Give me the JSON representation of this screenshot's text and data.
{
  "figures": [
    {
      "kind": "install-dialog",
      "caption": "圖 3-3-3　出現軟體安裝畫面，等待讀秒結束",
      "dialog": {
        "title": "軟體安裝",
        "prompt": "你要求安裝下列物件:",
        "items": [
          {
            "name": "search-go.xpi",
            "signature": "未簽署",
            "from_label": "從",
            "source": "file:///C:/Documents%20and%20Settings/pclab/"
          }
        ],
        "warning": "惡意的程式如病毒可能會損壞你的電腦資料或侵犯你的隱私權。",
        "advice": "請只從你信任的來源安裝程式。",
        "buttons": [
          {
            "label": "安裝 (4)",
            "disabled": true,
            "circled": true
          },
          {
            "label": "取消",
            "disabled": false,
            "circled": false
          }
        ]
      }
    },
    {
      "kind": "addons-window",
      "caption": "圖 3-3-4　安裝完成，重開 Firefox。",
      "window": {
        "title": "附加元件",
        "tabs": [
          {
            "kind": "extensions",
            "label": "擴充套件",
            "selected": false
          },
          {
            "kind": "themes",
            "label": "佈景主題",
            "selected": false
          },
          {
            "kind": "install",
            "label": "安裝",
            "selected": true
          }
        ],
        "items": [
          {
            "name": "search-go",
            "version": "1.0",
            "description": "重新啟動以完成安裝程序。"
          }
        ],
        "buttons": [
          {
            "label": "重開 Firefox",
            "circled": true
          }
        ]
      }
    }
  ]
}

__Given request__: Each line above is to be repeated exactly.

__Output for this exercise__:
Give me the JSON representation of this screenshot's text and data.
{
  "figures": [
    {
      "kind": "install-dialog",
      "caption": "圖 3-3-3　出現軟體安裝畫面，等待讀秒結束",
      "dialog": {
        "title": "軟體安裝",
        "prompt": "你要求安裝下列物件:",
        "items": [
          {
            "name": "search-go.xpi",
            "signature": "未簽署",
            "from_label": "從",
            "source": "file:///C:/Documents%20and%20Settings/pclab/"
          }
        ],
        "warning": "惡意的程式如病毒可能會損壞你的電腦資料或侵犯你的隱私權。",
        "advice": "請只從你信任的來源安裝程式。",
        "buttons": [
          {
            "label": "安裝 (4)",
            "disabled": true,
            "circled": true
          },
          {
            "label": "取消",
            "disabled": false,
            "circled": false
          }
        ]
      }
    },
    {
      "kind": "addons-window",
      "caption": "圖 3-3-4　安裝完成，重開 Firefox。",
      "window": {
        "title": "附加元件",
        "tabs": [
          {
            "kind": "extensions",
            "label": "擴充套件",
            "selected": false
          },
          {
            "kind": "themes",
            "label": "佈景主題",
            "selected": false
          },
          {
            "kind": "install",
            "label": "安裝",
            "selected": true
          }
        ],
        "items": [
          {
            "name": "search-go",
            "version": "1.0",
            "description": "重新啟動以完成安裝程序。"
          }
        ],
        "buttons": [
          {
            "label": "重開 Firefox",
            "circled": true
          }
        ]
      }
    }
  ]
}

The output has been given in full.